_Set exercise_
Write the listing below out again exactly, dropping the images.

___ Available data

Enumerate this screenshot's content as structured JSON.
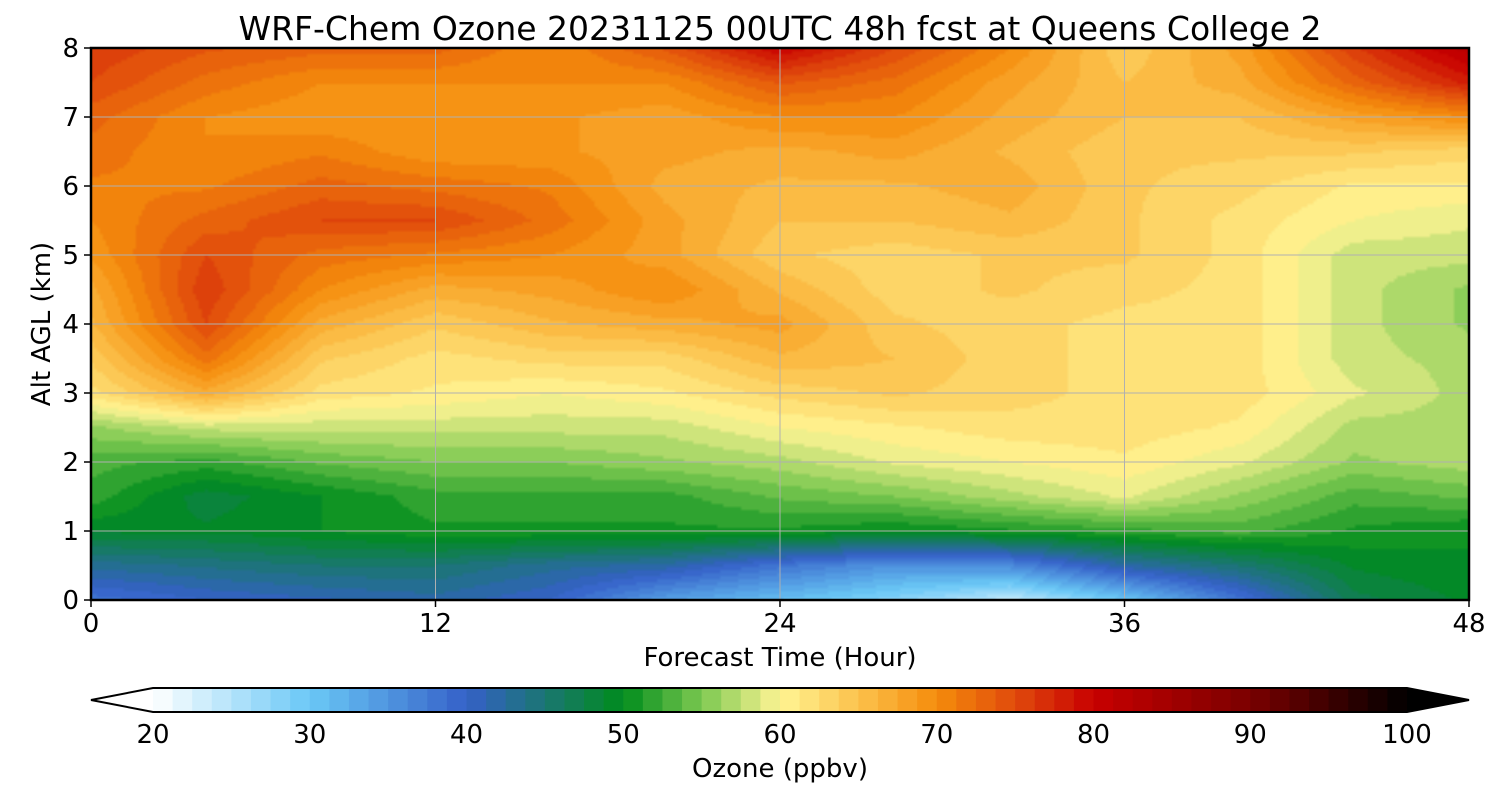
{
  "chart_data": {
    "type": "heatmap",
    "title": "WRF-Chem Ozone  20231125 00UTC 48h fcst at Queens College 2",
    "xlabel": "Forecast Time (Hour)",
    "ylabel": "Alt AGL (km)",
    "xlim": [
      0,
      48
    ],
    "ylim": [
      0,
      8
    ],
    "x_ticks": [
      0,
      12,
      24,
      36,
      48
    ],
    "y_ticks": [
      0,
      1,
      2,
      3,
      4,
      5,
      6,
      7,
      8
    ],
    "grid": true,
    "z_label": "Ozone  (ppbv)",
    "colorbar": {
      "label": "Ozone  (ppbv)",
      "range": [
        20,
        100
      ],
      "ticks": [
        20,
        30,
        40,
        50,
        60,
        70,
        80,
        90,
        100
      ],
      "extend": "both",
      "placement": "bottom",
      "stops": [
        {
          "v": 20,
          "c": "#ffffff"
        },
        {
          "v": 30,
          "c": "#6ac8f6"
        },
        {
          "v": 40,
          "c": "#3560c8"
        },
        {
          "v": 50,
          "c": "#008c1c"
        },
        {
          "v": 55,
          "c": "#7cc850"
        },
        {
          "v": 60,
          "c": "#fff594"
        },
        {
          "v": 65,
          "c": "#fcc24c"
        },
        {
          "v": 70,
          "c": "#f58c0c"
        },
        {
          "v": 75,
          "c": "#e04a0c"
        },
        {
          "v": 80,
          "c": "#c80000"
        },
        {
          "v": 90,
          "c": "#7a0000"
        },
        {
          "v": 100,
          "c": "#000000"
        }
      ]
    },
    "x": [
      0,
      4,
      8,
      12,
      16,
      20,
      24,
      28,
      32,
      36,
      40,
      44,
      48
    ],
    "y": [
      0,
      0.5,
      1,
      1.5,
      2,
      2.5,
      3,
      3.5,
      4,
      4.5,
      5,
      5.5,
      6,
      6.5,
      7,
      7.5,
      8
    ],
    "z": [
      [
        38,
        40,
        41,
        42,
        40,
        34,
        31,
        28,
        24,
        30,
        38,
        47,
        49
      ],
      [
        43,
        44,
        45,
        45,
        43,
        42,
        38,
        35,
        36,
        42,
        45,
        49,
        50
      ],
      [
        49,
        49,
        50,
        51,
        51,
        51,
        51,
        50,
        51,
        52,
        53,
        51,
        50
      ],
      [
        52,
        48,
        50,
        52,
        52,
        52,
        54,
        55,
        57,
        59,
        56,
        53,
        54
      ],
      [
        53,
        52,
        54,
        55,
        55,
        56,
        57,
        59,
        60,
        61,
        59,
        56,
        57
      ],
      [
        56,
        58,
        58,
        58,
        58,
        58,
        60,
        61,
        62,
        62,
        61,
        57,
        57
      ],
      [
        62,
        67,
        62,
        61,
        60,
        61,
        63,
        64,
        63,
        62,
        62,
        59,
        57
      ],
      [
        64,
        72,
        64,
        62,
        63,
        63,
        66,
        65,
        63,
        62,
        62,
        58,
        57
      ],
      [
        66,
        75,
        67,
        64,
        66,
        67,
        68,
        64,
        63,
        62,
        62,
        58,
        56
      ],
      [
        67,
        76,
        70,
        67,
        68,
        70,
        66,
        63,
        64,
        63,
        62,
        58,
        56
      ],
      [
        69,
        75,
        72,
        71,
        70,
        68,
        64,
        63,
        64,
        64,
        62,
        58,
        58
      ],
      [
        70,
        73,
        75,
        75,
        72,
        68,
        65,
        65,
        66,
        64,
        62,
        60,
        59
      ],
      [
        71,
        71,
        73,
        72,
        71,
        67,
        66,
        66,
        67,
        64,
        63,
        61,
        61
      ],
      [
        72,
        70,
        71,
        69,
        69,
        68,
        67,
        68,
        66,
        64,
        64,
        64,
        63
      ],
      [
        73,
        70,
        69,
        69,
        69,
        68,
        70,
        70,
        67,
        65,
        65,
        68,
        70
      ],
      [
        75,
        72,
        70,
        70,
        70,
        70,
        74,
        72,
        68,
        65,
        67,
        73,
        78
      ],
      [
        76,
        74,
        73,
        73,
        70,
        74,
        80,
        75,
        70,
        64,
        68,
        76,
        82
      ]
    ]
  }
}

______

_Expected answer_
Enumerate this screenshot's content as structured JSON.
{
  "chart_data": {
    "type": "heatmap",
    "title": "WRF-Chem Ozone  20231125 00UTC 48h fcst at Queens College 2",
    "xlabel": "Forecast Time (Hour)",
    "ylabel": "Alt AGL (km)",
    "xlim": [
      0,
      48
    ],
    "ylim": [
      0,
      8
    ],
    "x_ticks": [
      0,
      12,
      24,
      36,
      48
    ],
    "y_ticks": [
      0,
      1,
      2,
      3,
      4,
      5,
      6,
      7,
      8
    ],
    "grid": true,
    "z_label": "Ozone  (ppbv)",
    "colorbar": {
      "label": "Ozone  (ppbv)",
      "range": [
        20,
        100
      ],
      "ticks": [
        20,
        30,
        40,
        50,
        60,
        70,
        80,
        90,
        100
      ],
      "extend": "both",
      "placement": "bottom",
      "stops": [
        {
          "v": 20,
          "c": "#ffffff"
        },
        {
          "v": 30,
          "c": "#6ac8f6"
        },
        {
          "v": 40,
          "c": "#3560c8"
        },
        {
          "v": 50,
          "c": "#008c1c"
        },
        {
          "v": 55,
          "c": "#7cc850"
        },
        {
          "v": 60,
          "c": "#fff594"
        },
        {
          "v": 65,
          "c": "#fcc24c"
        },
        {
          "v": 70,
          "c": "#f58c0c"
        },
        {
          "v": 75,
          "c": "#e04a0c"
        },
        {
          "v": 80,
          "c": "#c80000"
        },
        {
          "v": 90,
          "c": "#7a0000"
        },
        {
          "v": 100,
          "c": "#000000"
        }
      ]
    },
    "x": [
      0,
      4,
      8,
      12,
      16,
      20,
      24,
      28,
      32,
      36,
      40,
      44,
      48
    ],
    "y": [
      0,
      0.5,
      1,
      1.5,
      2,
      2.5,
      3,
      3.5,
      4,
      4.5,
      5,
      5.5,
      6,
      6.5,
      7,
      7.5,
      8
    ],
    "z": [
      [
        38,
        40,
        41,
        42,
        40,
        34,
        31,
        28,
        24,
        30,
        38,
        47,
        49
      ],
      [
        43,
        44,
        45,
        45,
        43,
        42,
        38,
        35,
        36,
        42,
        45,
        49,
        50
      ],
      [
        49,
        49,
        50,
        51,
        51,
        51,
        51,
        50,
        51,
        52,
        53,
        51,
        50
      ],
      [
        52,
        48,
        50,
        52,
        52,
        52,
        54,
        55,
        57,
        59,
        56,
        53,
        54
      ],
      [
        53,
        52,
        54,
        55,
        55,
        56,
        57,
        59,
        60,
        61,
        59,
        56,
        57
      ],
      [
        56,
        58,
        58,
        58,
        58,
        58,
        60,
        61,
        62,
        62,
        61,
        57,
        57
      ],
      [
        62,
        67,
        62,
        61,
        60,
        61,
        63,
        64,
        63,
        62,
        62,
        59,
        57
      ],
      [
        64,
        72,
        64,
        62,
        63,
        63,
        66,
        65,
        63,
        62,
        62,
        58,
        57
      ],
      [
        66,
        75,
        67,
        64,
        66,
        67,
        68,
        64,
        63,
        62,
        62,
        58,
        56
      ],
      [
        67,
        76,
        70,
        67,
        68,
        70,
        66,
        63,
        64,
        63,
        62,
        58,
        56
      ],
      [
        69,
        75,
        72,
        71,
        70,
        68,
        64,
        63,
        64,
        64,
        62,
        58,
        58
      ],
      [
        70,
        73,
        75,
        75,
        72,
        68,
        65,
        65,
        66,
        64,
        62,
        60,
        59
      ],
      [
        71,
        71,
        73,
        72,
        71,
        67,
        66,
        66,
        67,
        64,
        63,
        61,
        61
      ],
      [
        72,
        70,
        71,
        69,
        69,
        68,
        67,
        68,
        66,
        64,
        64,
        64,
        63
      ],
      [
        73,
        70,
        69,
        69,
        69,
        68,
        70,
        70,
        67,
        65,
        65,
        68,
        70
      ],
      [
        75,
        72,
        70,
        70,
        70,
        70,
        74,
        72,
        68,
        65,
        67,
        73,
        78
      ],
      [
        76,
        74,
        73,
        73,
        70,
        74,
        80,
        75,
        70,
        64,
        68,
        76,
        82
      ]
    ]
  }
}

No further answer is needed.